#### [GIVEN REQUEST]
Only lines with the string "pouze" matter here; gather them from the material below.

#### [DATA ROWS]
####################

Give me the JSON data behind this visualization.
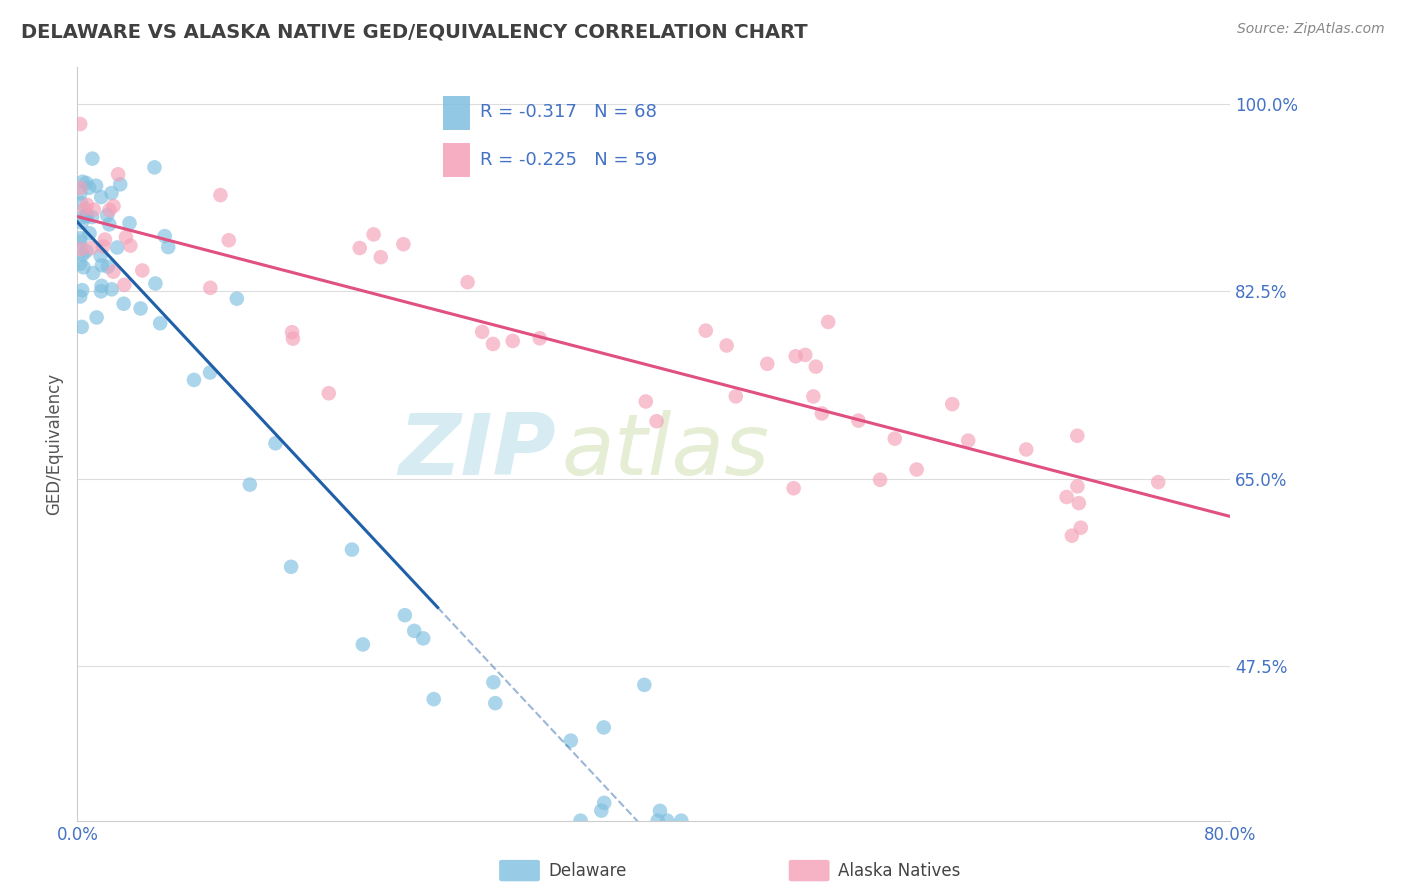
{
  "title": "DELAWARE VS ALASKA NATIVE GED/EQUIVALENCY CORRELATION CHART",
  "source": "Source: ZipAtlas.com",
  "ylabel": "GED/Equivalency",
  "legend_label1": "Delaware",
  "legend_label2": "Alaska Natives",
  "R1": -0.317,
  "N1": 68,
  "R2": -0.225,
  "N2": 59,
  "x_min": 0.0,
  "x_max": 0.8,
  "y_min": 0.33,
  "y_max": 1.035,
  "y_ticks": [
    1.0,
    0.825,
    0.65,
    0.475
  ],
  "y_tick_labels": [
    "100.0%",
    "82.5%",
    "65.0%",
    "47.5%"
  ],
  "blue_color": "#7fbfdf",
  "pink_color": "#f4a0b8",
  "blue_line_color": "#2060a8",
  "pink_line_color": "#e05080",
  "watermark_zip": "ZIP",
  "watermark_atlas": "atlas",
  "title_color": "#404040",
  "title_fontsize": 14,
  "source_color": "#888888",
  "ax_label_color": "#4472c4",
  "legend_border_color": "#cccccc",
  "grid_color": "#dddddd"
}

####################

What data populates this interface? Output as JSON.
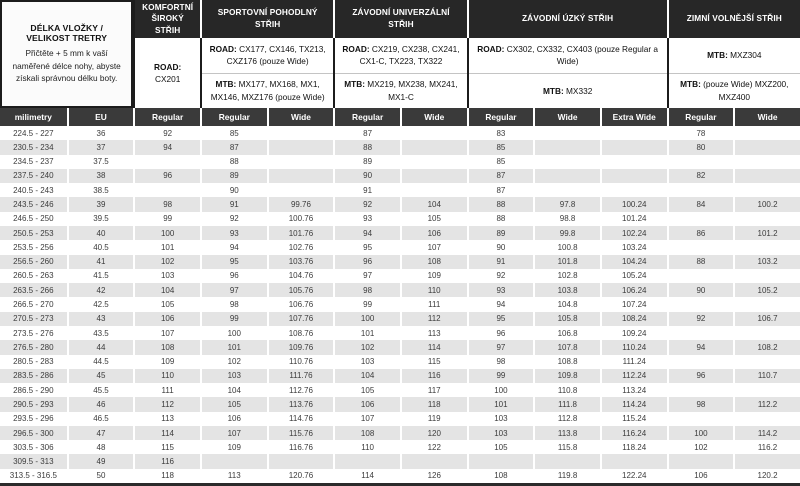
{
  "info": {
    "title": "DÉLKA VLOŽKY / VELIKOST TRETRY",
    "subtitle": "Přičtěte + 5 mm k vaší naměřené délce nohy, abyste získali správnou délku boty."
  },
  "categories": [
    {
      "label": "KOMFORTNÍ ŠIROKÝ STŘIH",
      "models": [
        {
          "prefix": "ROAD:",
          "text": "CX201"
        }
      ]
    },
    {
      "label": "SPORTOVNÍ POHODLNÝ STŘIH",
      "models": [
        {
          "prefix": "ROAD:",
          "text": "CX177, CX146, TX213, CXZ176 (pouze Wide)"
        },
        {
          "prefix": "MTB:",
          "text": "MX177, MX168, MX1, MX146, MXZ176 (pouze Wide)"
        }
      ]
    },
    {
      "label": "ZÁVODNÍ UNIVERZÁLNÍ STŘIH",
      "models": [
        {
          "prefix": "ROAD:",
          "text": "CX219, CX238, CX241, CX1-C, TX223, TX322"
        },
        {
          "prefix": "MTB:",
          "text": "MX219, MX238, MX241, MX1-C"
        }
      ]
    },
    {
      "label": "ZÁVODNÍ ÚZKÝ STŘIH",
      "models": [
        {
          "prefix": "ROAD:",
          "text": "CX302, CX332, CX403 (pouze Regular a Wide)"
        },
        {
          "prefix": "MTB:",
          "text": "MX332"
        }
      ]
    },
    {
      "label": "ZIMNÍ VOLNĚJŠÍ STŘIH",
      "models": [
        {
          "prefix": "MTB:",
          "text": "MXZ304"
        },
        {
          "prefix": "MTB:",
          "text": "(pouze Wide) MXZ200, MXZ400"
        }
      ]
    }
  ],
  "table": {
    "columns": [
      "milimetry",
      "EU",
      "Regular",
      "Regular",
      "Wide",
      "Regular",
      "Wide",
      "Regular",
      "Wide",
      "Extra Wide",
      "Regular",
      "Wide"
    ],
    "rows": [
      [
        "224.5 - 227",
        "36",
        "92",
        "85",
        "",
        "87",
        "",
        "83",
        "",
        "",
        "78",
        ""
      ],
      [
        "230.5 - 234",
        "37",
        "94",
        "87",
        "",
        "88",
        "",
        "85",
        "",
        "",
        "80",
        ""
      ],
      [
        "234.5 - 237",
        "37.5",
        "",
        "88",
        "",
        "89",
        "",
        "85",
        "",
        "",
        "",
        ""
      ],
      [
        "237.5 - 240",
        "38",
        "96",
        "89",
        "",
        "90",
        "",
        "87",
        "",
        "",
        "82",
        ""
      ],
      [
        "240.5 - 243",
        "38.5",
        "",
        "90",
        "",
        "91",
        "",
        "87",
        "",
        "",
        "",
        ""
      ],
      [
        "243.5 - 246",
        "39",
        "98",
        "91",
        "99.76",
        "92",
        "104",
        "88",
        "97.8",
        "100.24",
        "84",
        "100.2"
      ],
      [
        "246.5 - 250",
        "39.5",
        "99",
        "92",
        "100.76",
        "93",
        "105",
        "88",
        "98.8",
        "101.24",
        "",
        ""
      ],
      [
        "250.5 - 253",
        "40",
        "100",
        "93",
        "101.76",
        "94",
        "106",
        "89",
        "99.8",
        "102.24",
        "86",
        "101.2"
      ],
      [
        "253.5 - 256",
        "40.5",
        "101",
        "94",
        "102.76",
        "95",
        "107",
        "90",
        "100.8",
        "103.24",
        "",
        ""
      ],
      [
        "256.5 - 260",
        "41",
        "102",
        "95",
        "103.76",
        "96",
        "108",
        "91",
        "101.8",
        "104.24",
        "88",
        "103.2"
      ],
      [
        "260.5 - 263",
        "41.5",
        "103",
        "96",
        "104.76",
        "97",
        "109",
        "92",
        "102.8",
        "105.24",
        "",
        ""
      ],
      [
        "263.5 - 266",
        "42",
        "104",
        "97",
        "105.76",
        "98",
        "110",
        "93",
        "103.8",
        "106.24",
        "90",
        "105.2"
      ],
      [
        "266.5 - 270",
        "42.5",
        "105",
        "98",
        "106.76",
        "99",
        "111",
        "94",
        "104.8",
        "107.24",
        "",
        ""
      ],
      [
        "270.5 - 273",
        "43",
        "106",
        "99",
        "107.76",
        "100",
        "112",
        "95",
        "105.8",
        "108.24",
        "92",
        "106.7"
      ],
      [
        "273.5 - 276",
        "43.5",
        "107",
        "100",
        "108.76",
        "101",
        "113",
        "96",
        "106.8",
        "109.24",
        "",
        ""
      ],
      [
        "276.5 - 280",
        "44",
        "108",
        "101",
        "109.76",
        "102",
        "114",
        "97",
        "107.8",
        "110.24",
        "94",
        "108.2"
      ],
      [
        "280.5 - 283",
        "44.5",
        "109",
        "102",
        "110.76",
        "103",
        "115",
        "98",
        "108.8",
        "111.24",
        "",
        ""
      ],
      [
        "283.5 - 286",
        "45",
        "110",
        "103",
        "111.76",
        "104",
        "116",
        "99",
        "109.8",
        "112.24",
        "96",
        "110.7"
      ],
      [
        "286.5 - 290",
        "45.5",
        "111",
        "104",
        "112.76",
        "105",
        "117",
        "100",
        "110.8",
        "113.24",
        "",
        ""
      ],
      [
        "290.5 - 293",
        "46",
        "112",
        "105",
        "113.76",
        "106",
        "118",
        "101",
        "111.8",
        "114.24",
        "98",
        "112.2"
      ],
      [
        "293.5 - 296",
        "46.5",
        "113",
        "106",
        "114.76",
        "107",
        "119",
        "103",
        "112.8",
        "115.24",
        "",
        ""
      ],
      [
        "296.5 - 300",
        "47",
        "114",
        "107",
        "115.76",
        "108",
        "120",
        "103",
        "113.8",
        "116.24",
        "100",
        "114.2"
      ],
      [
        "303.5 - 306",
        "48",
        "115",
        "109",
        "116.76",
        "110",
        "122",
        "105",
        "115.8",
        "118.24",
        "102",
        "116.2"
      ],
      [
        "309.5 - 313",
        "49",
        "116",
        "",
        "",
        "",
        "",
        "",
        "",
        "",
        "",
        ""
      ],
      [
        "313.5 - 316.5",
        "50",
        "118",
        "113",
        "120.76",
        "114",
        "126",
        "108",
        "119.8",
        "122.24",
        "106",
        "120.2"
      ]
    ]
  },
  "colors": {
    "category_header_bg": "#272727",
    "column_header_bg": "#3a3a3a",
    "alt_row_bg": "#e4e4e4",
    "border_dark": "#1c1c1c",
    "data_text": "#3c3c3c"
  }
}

####################

#### [RIGHT ANSWER]
          "text": "CX177, CX146, TX213, CXZ176 (pouze Wide)"
          "text": "MX177, MX168, MX1, MX146, MXZ176 (pouze Wide)"
          "text": "CX302, CX332, CX403 (pouze Regular a Wide)"
          "text": "(pouze Wide) MXZ200, MXZ400"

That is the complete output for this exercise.